Task instructions:
- 1) Set down, word for word, the section of the commentary on the NPA below that begins at the words "As we have seen" and stops after the words "legitimacy is massive.".
- 2) According to the commentary on the NPA below, what was sold at a huge loss in December of the previous year?

Source passage:
As we have seen with the Public Protector’s office, the man leading the institution is incredibly important to the public perception of that institution. And when an institution is weak, like that office was under Advocate Lawrence Mushwana (who took a bonus of over R7-million at the end of his term and was immediately appointed chair of the Human Rights Commission), people tend to ignore it. Ignoring the NPA is a serious problem. It is the foundation on which the criminal justice system stands. This is causing damage to perceptions of the NPA, and thus its legitimacy is massive.

And it is entirely the fault of the people running these institutions. In December last year someone took the decision to sell, at a huge loss, our entire strategic oil reserve. This is surely a criminal act. But it has been hidden by a hollow argument that the stock was being “rotated”, which no experts supported. Someone made money. Lots of it. Where is the investigation into that, Mr Ntlemeza? And if there is no investigation into that, how can we trust the investigation into Gordhan? With regard to the NPA, it’s worth repeating how the perceptions of many would be changed if the person who made the decision to issue the summons had the stature or probity of a Vusi Pikoli or say a Dikgang Moseneke. If that were the case, it would have been Gordhan under pressure, and not the NPA.

Dataset content:
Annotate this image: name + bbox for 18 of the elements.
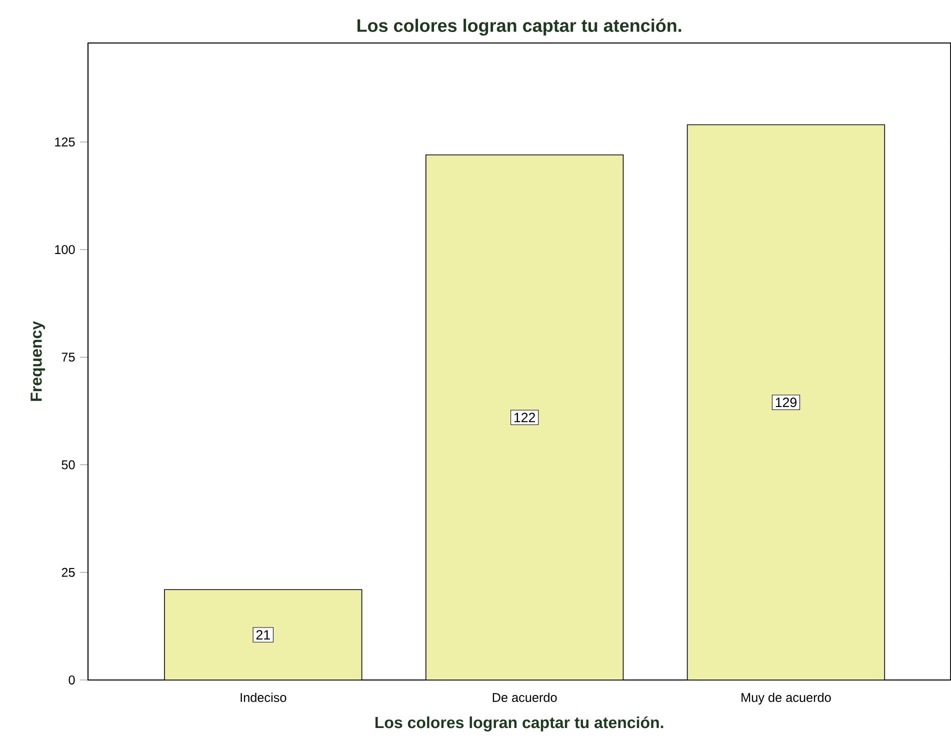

Task answers:
- 1)
As we have seen with the Public Protector’s office, the man leading the institution is incredibly important to the public perception of that institution. And when an institution is weak, like that office was under Advocate Lawrence Mushwana (who took a bonus of over R7-million at the end of his term and was immediately appointed chair of the Human Rights Commission), people tend to ignore it. Ignoring the NPA is a serious problem. It is the foundation on which the criminal justice system stands. This is causing damage to perceptions of the NPA, and thus its legitimacy is massive.

- 2) The entire strategic oil reserve.